**DIRECTIVE**
Locate the line containing "Transcribe this image's" in the data below. Reproduce it and every following line up to the end, exactly as given.

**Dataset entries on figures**
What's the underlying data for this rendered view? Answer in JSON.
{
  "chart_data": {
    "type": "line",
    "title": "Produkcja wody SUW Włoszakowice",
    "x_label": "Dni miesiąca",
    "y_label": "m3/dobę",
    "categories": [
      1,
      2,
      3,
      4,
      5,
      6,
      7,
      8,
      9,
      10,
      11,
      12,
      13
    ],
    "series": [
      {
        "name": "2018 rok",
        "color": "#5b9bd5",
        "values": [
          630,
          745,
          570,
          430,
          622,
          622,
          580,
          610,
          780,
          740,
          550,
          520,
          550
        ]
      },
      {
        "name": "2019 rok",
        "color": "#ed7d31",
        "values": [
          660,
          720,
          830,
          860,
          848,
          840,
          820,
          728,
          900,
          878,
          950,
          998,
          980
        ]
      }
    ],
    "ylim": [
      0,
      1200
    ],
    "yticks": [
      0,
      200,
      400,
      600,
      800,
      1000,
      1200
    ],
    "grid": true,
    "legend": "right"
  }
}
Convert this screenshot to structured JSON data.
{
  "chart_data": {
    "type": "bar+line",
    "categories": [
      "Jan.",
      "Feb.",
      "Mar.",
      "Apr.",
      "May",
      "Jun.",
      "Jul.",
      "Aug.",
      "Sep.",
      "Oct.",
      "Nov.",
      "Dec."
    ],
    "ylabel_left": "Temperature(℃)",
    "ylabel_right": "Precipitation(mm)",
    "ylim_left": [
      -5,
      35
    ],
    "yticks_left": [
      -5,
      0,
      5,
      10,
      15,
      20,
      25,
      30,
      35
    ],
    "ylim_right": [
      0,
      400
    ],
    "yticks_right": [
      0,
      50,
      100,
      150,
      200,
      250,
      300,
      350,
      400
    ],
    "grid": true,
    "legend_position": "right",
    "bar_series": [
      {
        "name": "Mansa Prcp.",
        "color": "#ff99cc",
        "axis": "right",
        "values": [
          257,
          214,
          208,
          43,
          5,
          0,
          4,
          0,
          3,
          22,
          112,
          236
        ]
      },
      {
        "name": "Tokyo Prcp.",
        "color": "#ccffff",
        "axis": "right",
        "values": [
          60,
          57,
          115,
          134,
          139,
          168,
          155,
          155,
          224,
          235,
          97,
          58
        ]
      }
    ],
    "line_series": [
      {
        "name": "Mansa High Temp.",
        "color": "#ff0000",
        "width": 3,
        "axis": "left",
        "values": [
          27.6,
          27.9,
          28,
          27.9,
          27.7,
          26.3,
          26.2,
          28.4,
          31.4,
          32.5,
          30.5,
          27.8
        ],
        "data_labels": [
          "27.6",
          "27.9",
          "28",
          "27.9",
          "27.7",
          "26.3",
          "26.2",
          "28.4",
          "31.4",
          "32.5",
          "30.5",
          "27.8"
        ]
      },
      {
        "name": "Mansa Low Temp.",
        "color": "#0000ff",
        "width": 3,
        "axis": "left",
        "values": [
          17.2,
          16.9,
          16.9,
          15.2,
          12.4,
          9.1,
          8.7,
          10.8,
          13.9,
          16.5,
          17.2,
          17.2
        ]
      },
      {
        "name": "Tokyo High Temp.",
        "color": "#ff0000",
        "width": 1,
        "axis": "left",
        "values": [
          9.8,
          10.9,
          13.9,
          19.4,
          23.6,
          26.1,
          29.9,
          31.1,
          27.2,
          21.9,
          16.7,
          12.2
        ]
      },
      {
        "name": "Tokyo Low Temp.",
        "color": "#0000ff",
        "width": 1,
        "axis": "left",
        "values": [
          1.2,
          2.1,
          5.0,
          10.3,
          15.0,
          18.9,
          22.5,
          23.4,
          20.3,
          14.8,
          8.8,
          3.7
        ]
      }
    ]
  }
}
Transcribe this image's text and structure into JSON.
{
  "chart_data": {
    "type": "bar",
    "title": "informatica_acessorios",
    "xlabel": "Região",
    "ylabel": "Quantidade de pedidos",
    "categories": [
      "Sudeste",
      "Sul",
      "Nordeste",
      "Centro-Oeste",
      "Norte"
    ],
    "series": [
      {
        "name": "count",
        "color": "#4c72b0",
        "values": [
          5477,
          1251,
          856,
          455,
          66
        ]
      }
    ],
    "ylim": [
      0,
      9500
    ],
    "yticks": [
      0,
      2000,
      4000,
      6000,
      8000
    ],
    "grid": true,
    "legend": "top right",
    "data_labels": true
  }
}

**EXPECTED OUTPUT**
Transcribe this image's text and structure into JSON.
{
  "chart_data": {
    "type": "bar",
    "title": "informatica_acessorios",
    "xlabel": "Região",
    "ylabel": "Quantidade de pedidos",
    "categories": [
      "Sudeste",
      "Sul",
      "Nordeste",
      "Centro-Oeste",
      "Norte"
    ],
    "series": [
      {
        "name": "count",
        "color": "#4c72b0",
        "values": [
          5477,
          1251,
          856,
          455,
          66
        ]
      }
    ],
    "ylim": [
      0,
      9500
    ],
    "yticks": [
      0,
      2000,
      4000,
      6000,
      8000
    ],
    "grid": true,
    "legend": "top right",
    "data_labels": true
  }
}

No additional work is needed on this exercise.